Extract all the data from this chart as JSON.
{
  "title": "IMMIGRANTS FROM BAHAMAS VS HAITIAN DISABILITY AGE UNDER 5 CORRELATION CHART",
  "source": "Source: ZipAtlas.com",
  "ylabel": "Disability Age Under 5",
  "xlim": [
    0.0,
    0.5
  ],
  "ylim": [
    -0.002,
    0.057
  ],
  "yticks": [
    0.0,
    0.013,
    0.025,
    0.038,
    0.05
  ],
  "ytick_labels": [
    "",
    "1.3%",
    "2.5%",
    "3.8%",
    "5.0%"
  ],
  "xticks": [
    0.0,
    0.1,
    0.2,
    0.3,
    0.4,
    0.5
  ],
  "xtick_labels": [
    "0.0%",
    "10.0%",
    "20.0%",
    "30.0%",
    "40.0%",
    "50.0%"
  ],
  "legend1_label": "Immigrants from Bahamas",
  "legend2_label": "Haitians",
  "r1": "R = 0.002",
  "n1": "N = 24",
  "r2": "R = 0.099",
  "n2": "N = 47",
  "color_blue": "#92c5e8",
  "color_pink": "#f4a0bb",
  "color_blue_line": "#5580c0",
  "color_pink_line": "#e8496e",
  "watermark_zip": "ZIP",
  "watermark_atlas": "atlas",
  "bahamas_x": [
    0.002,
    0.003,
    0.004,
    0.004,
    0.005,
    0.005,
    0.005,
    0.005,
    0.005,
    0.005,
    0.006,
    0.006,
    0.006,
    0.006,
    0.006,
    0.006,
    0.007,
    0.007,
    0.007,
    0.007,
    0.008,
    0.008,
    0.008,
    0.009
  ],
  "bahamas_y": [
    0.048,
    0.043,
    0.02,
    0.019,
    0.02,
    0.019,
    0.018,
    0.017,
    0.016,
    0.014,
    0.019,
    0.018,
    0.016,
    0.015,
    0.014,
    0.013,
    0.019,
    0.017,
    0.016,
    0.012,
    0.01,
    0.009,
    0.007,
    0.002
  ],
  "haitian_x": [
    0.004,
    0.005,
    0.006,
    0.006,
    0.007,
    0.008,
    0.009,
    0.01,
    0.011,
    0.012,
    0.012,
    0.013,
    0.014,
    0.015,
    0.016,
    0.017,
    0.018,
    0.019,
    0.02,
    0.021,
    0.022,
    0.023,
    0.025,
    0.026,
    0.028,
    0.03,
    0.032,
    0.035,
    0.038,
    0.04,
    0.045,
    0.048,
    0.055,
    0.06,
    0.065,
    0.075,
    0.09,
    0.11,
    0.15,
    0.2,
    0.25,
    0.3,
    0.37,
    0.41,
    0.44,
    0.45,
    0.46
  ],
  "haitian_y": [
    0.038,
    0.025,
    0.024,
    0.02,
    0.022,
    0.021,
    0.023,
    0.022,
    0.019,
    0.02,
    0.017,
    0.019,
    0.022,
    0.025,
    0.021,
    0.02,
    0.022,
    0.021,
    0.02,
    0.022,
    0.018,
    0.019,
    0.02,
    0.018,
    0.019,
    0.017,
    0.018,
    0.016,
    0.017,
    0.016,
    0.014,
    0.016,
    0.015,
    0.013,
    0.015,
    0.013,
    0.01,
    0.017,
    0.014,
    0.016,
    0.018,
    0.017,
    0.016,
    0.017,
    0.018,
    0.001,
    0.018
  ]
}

= = = =

**What is being asked:** Please set down all the data word for word.

**Exercise solution:**
Extract all the data from this chart as JSON.
{
  "title": "IMMIGRANTS FROM BAHAMAS VS HAITIAN DISABILITY AGE UNDER 5 CORRELATION CHART",
  "source": "Source: ZipAtlas.com",
  "ylabel": "Disability Age Under 5",
  "xlim": [
    0.0,
    0.5
  ],
  "ylim": [
    -0.002,
    0.057
  ],
  "yticks": [
    0.0,
    0.013,
    0.025,
    0.038,
    0.05
  ],
  "ytick_labels": [
    "",
    "1.3%",
    "2.5%",
    "3.8%",
    "5.0%"
  ],
  "xticks": [
    0.0,
    0.1,
    0.2,
    0.3,
    0.4,
    0.5
  ],
  "xtick_labels": [
    "0.0%",
    "10.0%",
    "20.0%",
    "30.0%",
    "40.0%",
    "50.0%"
  ],
  "legend1_label": "Immigrants from Bahamas",
  "legend2_label": "Haitians",
  "r1": "R = 0.002",
  "n1": "N = 24",
  "r2": "R = 0.099",
  "n2": "N = 47",
  "color_blue": "#92c5e8",
  "color_pink": "#f4a0bb",
  "color_blue_line": "#5580c0",
  "color_pink_line": "#e8496e",
  "watermark_zip": "ZIP",
  "watermark_atlas": "atlas",
  "bahamas_x": [
    0.002,
    0.003,
    0.004,
    0.004,
    0.005,
    0.005,
    0.005,
    0.005,
    0.005,
    0.005,
    0.006,
    0.006,
    0.006,
    0.006,
    0.006,
    0.006,
    0.007,
    0.007,
    0.007,
    0.007,
    0.008,
    0.008,
    0.008,
    0.009
  ],
  "bahamas_y": [
    0.048,
    0.043,
    0.02,
    0.019,
    0.02,
    0.019,
    0.018,
    0.017,
    0.016,
    0.014,
    0.019,
    0.018,
    0.016,
    0.015,
    0.014,
    0.013,
    0.019,
    0.017,
    0.016,
    0.012,
    0.01,
    0.009,
    0.007,
    0.002
  ],
  "haitian_x": [
    0.004,
    0.005,
    0.006,
    0.006,
    0.007,
    0.008,
    0.009,
    0.01,
    0.011,
    0.012,
    0.012,
    0.013,
    0.014,
    0.015,
    0.016,
    0.017,
    0.018,
    0.019,
    0.02,
    0.021,
    0.022,
    0.023,
    0.025,
    0.026,
    0.028,
    0.03,
    0.032,
    0.035,
    0.038,
    0.04,
    0.045,
    0.048,
    0.055,
    0.06,
    0.065,
    0.075,
    0.09,
    0.11,
    0.15,
    0.2,
    0.25,
    0.3,
    0.37,
    0.41,
    0.44,
    0.45,
    0.46
  ],
  "haitian_y": [
    0.038,
    0.025,
    0.024,
    0.02,
    0.022,
    0.021,
    0.023,
    0.022,
    0.019,
    0.02,
    0.017,
    0.019,
    0.022,
    0.025,
    0.021,
    0.02,
    0.022,
    0.021,
    0.02,
    0.022,
    0.018,
    0.019,
    0.02,
    0.018,
    0.019,
    0.017,
    0.018,
    0.016,
    0.017,
    0.016,
    0.014,
    0.016,
    0.015,
    0.013,
    0.015,
    0.013,
    0.01,
    0.017,
    0.014,
    0.016,
    0.018,
    0.017,
    0.016,
    0.017,
    0.018,
    0.001,
    0.018
  ]
}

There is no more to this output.